## begin

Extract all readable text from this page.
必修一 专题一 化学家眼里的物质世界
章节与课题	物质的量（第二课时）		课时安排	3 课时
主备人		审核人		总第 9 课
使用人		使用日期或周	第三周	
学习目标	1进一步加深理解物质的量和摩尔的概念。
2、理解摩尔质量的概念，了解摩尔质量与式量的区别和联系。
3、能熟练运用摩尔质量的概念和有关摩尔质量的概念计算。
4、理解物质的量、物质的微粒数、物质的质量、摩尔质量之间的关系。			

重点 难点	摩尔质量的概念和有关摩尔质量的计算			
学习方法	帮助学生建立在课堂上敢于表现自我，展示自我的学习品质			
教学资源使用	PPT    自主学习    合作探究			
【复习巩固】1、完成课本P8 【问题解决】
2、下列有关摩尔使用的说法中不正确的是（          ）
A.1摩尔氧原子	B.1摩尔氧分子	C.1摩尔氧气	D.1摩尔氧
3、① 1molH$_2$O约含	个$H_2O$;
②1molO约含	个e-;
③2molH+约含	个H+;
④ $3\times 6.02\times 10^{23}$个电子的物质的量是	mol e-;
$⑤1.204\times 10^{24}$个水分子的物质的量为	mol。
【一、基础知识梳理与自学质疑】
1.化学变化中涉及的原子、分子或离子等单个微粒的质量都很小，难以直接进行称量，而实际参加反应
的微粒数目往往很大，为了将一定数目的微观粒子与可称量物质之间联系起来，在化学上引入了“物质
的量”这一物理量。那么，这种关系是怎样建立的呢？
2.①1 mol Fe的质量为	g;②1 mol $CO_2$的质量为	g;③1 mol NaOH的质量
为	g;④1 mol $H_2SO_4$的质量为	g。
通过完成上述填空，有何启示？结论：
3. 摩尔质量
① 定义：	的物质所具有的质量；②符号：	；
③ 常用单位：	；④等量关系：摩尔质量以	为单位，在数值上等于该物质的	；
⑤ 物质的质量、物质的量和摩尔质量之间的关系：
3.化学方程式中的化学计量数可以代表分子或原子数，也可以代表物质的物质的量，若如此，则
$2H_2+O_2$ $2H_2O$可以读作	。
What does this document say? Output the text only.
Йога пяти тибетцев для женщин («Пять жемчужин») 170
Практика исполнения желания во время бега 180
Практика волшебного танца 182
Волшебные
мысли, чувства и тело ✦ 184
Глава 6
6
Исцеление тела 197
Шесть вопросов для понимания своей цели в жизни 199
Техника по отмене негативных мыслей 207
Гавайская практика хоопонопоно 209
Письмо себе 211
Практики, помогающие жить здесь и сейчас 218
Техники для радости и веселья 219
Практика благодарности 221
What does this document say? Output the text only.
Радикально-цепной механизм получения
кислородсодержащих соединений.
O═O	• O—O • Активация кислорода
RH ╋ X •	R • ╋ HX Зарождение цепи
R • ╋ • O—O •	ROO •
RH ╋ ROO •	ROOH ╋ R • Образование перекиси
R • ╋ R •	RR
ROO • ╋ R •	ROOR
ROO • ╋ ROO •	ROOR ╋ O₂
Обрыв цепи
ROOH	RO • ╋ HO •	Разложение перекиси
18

## end
## begin

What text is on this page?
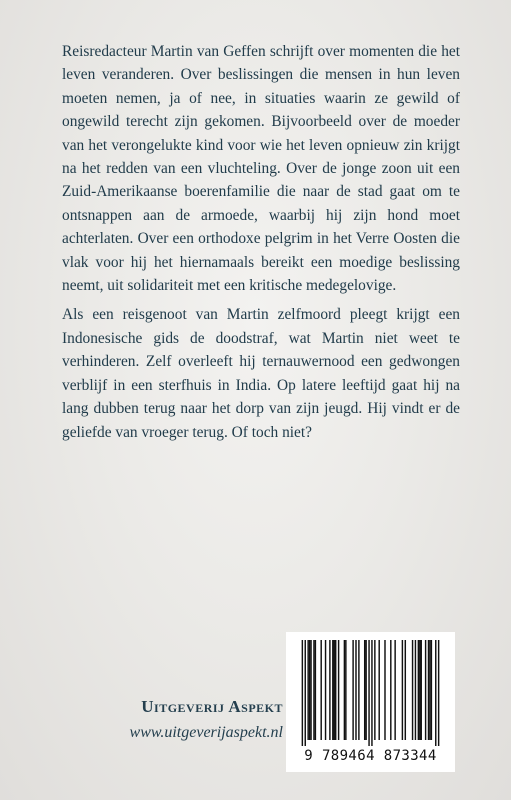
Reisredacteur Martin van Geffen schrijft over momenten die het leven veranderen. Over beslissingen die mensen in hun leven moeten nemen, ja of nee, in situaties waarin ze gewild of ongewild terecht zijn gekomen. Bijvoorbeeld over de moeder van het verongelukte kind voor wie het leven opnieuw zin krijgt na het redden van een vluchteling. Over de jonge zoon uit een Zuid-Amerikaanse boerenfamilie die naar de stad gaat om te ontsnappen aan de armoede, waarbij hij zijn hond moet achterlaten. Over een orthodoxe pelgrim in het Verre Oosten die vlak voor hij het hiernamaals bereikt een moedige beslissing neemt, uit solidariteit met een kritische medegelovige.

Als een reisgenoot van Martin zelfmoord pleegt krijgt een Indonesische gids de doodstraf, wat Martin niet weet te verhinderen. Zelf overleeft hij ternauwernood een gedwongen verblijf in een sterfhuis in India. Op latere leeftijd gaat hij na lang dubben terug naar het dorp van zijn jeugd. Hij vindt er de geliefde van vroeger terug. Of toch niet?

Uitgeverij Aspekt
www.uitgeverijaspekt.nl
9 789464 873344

## end
## begin

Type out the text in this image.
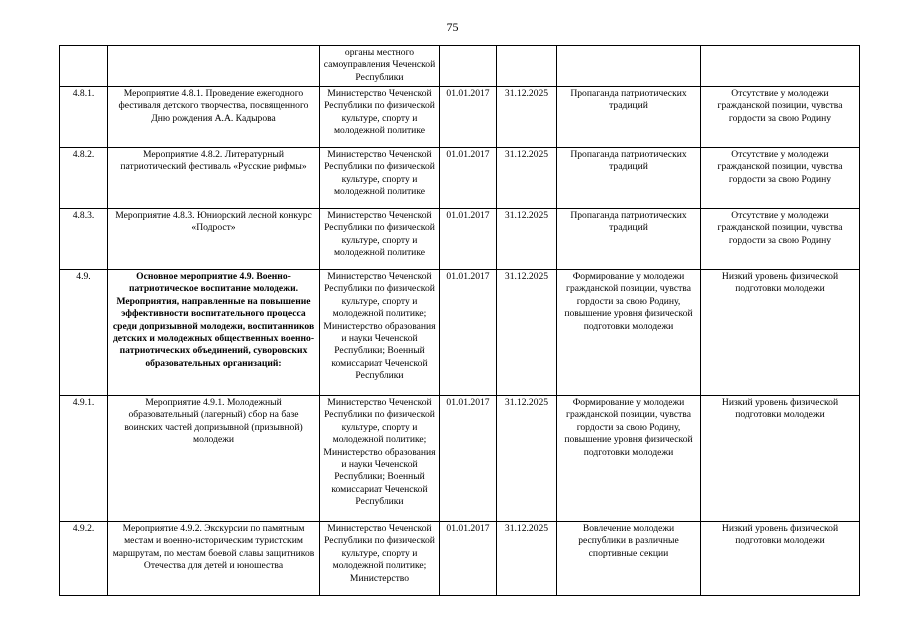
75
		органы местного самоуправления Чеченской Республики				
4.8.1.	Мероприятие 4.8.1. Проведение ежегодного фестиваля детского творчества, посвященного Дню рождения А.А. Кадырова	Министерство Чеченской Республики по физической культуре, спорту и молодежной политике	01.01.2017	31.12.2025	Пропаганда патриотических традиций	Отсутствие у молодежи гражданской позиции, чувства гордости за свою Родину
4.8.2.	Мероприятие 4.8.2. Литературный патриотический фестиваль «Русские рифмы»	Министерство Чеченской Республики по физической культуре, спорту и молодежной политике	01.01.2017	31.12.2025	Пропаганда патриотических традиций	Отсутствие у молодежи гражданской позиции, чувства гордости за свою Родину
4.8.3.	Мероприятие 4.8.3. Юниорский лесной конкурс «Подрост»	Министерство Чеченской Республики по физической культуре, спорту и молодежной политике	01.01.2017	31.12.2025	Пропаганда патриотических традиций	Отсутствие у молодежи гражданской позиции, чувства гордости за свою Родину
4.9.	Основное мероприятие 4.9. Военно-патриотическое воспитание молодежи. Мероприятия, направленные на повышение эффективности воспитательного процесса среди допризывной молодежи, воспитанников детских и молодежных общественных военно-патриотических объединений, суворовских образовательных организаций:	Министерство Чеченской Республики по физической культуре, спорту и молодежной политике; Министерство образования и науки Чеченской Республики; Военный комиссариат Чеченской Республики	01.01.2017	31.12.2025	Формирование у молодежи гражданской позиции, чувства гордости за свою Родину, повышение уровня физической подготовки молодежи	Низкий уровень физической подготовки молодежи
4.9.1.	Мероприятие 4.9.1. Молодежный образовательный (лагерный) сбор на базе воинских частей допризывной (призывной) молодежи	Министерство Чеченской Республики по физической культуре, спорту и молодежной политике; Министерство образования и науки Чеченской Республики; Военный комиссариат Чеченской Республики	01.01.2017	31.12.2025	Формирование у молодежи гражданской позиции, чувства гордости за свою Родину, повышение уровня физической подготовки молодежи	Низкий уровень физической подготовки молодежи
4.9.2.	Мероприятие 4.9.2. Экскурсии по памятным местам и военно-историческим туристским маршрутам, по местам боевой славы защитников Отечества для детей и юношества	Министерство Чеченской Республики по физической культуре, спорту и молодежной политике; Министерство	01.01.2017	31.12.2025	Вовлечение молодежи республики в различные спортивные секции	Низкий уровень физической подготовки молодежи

## end

▶ [Stated goal] Tally the lines in the records above that contain the word "物质的质量", and give only that number.

▶ [Correct answer] 2